SOURCE PASSAGE:
╭──

Replacing first 16 digits in a string with Regex.Replace

I'm trying to replace only the first 16 digits of a string with Regex. I want it replaced with "*". I need to take this string:
"Request=Credit Card.Auth
Only&Version=4022&HD.Network_Status_Byte=*&HD.Application_ID=TZAHSK!&HD.Terminal_ID=12991kakajsjas&HD.Device_Tag=000123&07.POS_Entry_Capability=1&07.PIN_Entry_Capability=0&07.CAT_Indicator=0&07.Terminal_Type=4&07.Account_Entry_Mode=1&07.Partial_Auth_Indicator=0&07.Account_Card_Number=4242424242424242&07.Account_Expiry=1024&07.Transaction_Amount=142931&07.Association_Token_Indicator=0&17.CVV=200&17.Street_Address=123
Road SW&17.Postal_Zip_Code=90210&17.Invoice_Number=INV19291"
And replace the credit card number with an asterisk, which is why I say the first 16 digits, as that is how many digits are in a credit card. I am first splitting the string where there is a "." and then checking if it contains "card" and "number". Then if it finds it I want to replace the first 16 numbers with "*"
This is what I've done:
public void MaskData(string input)
{
if (input.Contains("."))
{
string[] userInput = input.Split('.');
foreach (string uInput in userInput)
{
string lowerCaseInput = uInput.ToLower();
string containsCard = "card";
string containsNumber = "number";
if (lowerCaseInput.Contains(containsCard) && lowerCaseInput.Contains(containsNumber))
{
tbStoreInput.Text += Regex.Replace(lowerCaseInput, #"[0-9]", "*") + Environment.NewLine;
}
else
{
tbStoreInput.Text += lowerCaseInput + Environment.NewLine;
}
}
}
}
I am aware that the Regex is wrong, but not sure how to only get the first 16, as right now its putting an asterisks in the entire line like seen here:
"account_card_number=****************&**"
I don't want it to show the asterisks after the "&".

Same answer as in the comments but explained.
your regex pattern "[0-9]" is a single digit match, so each individual digit
including the digits after & will be a match and so would be replaced.
What you want to do is add a quantifier which restricts the matching to a number of characters ie 16, so your regex changes to "[0-9]{16}" to ensure those are the only characters affected by your replace operation

Disclaimer
My answer is purposely broader than what is asked by OP but I saw it as an opportunity to raise awareness of other tools that are available in C# (which are objects).

╰──

ENTRIES SHOWN:
╭──

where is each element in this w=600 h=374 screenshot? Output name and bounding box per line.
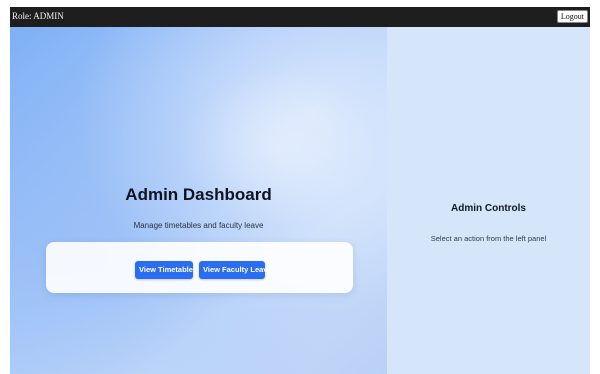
view-faculty-leave-button[interactable]: View Faculty Leave bbox=[199, 261, 272, 279]
action-card: View Timetables View Faculty Leave bbox=[46, 242, 353, 293]
top-bar: Role: ADMIN Logout bbox=[10, 7, 590, 27]
controls-subtitle: Select an action from the left panel bbox=[430, 234, 547, 243]
admin-controls-panel: Admin Controls Select an action from the… bbox=[387, 27, 590, 374]
role-label: Role: ADMIN bbox=[12, 11, 64, 21]
controls-title: Admin Controls bbox=[451, 203, 526, 214]
view-timetables-button[interactable]: View Timetables bbox=[135, 261, 197, 279]
logout-button[interactable]: Logout bbox=[556, 10, 588, 23]
dashboard-panel: Admin Dashboard Manage timetables and fa… bbox=[10, 27, 387, 374]
page-title: Admin Dashboard bbox=[125, 185, 272, 204]
page-subtitle: Manage timetables and faculty leave bbox=[133, 221, 264, 230]
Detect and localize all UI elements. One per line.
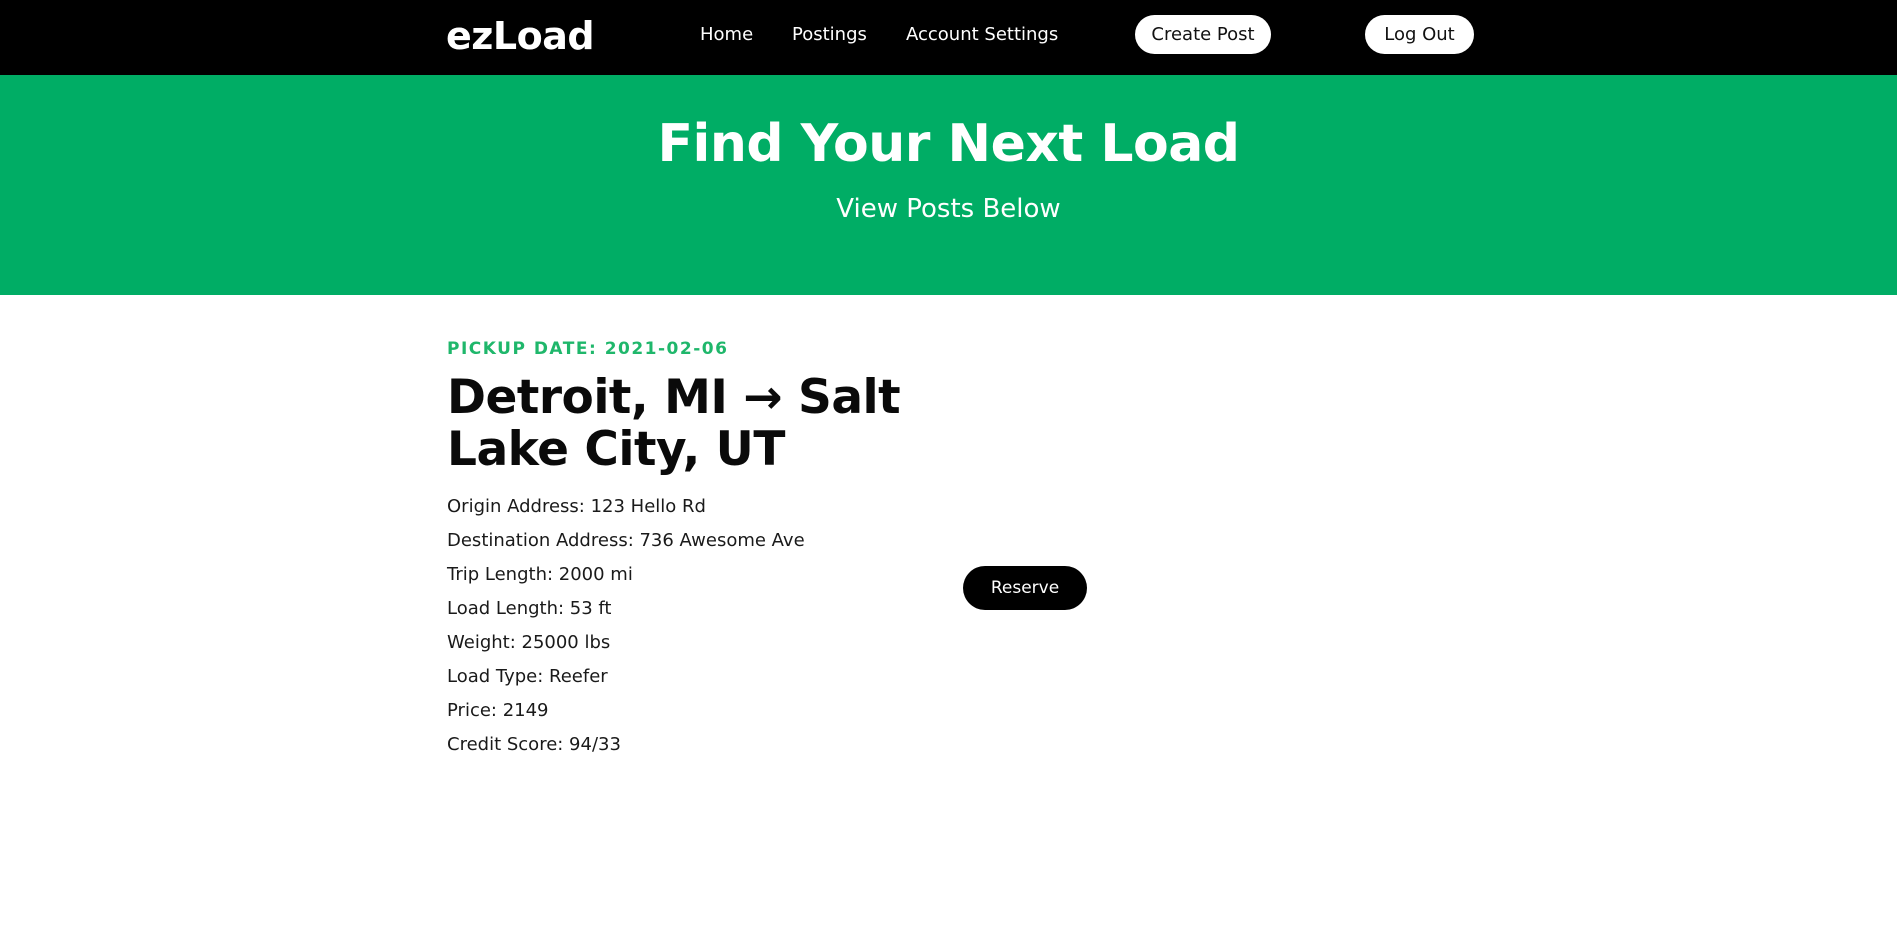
origin-address: Origin Address: 123 Hello Rd: [447, 496, 706, 517]
hero-banner: Find Your Next Load View Posts Below: [0, 75, 1897, 295]
post-details: Origin Address: 123 Hello Rd Destination…: [447, 490, 1007, 762]
nav-link-postings[interactable]: Postings: [792, 24, 867, 46]
destination-address: Destination Address: 736 Awesome Ave: [447, 530, 805, 551]
price: Price: 2149: [447, 700, 549, 721]
top-navbar: ezLoad Home Postings Account Settings Cr…: [0, 0, 1897, 75]
load-length: Load Length: 53 ft: [447, 598, 612, 619]
pickup-date: PICKUP DATE: 2021-02-06: [447, 339, 729, 359]
load-post-card: PICKUP DATE: 2021-02-06 Detroit, MI → Sa…: [447, 338, 1007, 762]
weight: Weight: 25000 lbs: [447, 632, 611, 653]
credit-score: Credit Score: 94/33: [447, 734, 621, 755]
brand-logo[interactable]: ezLoad: [446, 14, 595, 58]
nav-link-account-settings[interactable]: Account Settings: [906, 24, 1058, 46]
trip-length: Trip Length: 2000 mi: [447, 564, 633, 585]
hero-title: Find Your Next Load: [657, 114, 1240, 174]
load-type: Load Type: Reefer: [447, 666, 608, 687]
create-post-button[interactable]: Create Post: [1135, 15, 1271, 54]
hero-subtitle: View Posts Below: [836, 194, 1061, 224]
route-title: Detroit, MI → Salt Lake City, UT: [447, 370, 901, 477]
log-out-button[interactable]: Log Out: [1365, 15, 1474, 54]
nav-link-home[interactable]: Home: [700, 24, 753, 46]
reserve-button[interactable]: Reserve: [963, 566, 1087, 610]
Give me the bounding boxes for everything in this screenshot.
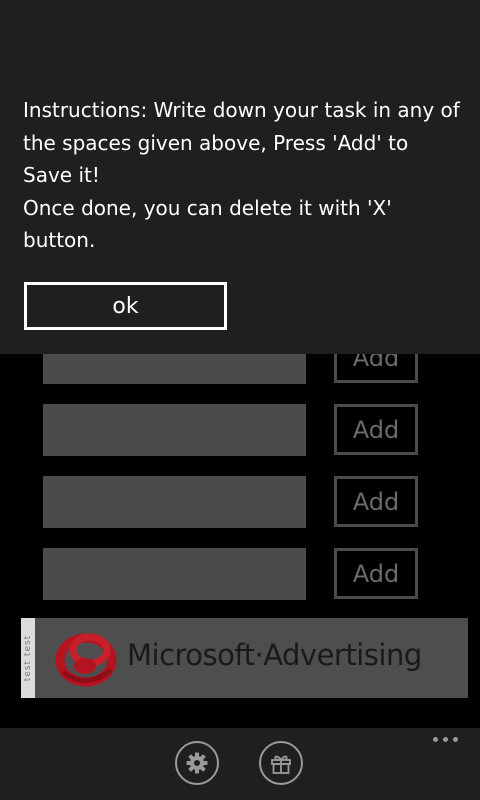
task-row: Add	[0, 476, 480, 528]
ellipsis-dot	[453, 737, 458, 742]
task-row: Add	[0, 404, 480, 456]
ellipsis-dot	[443, 737, 448, 742]
dialog-message: Instructions: Write down your task in an…	[23, 94, 463, 257]
task-input[interactable]	[43, 476, 306, 528]
add-button[interactable]: Add	[334, 548, 418, 599]
ad-test-label: test test	[23, 634, 33, 682]
ellipsis-dot	[433, 737, 438, 742]
app-screen: Add Add Add Add test test Microsoft·Adve…	[0, 0, 480, 800]
dialog-message-line-1: Instructions: Write down your task in an…	[23, 98, 460, 187]
instructions-dialog: Instructions: Write down your task in an…	[0, 0, 480, 354]
ad-test-strip: test test	[21, 618, 35, 698]
gift-button[interactable]	[259, 741, 303, 785]
dialog-message-line-2: Once done, you can delete it with 'X' bu…	[23, 195, 392, 253]
gift-icon	[271, 755, 291, 774]
more-options-button[interactable]	[433, 737, 458, 742]
gear-icon	[186, 752, 208, 774]
ok-button[interactable]: ok	[24, 282, 227, 330]
ad-text: Microsoft·Advertising	[127, 638, 422, 672]
add-button[interactable]: Add	[334, 404, 418, 455]
settings-button[interactable]	[175, 741, 219, 785]
task-input[interactable]	[43, 404, 306, 456]
ad-banner[interactable]: test test Microsoft·Advertising	[21, 618, 468, 698]
task-input[interactable]	[43, 548, 306, 600]
task-row: Add	[0, 548, 480, 600]
add-button[interactable]: Add	[334, 476, 418, 527]
app-bar	[0, 728, 480, 800]
microsoft-advertising-logo-icon	[55, 633, 117, 687]
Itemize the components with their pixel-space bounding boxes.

╰──

TASKS TO PERFORM:
- A) Echo the regex thread word for word, everything from "I don't want" down to "would be replaced.".
- B) In the records, duplicate everything from the line containing "476, 480, 528]" down to the line containing "476, 306, 528]", both of those lines included.

PROBLEM SOLUTIONS:
- A)
I don't want it to show the asterisks after the "&".

Same answer as in the comments but explained.
your regex pattern "[0-9]" is a single digit match, so each individual digit
including the digits after & will be a match and so would be replaced.

- B)
task-row: Add	[0, 476, 480, 528]
ellipsis-dot	[453, 737, 458, 742]
task-row: Add	[0, 404, 480, 456]
ellipsis-dot	[443, 737, 448, 742]
dialog-message: Instructions: Write down your task in an…	[23, 94, 463, 257]
task-input[interactable]	[43, 476, 306, 528]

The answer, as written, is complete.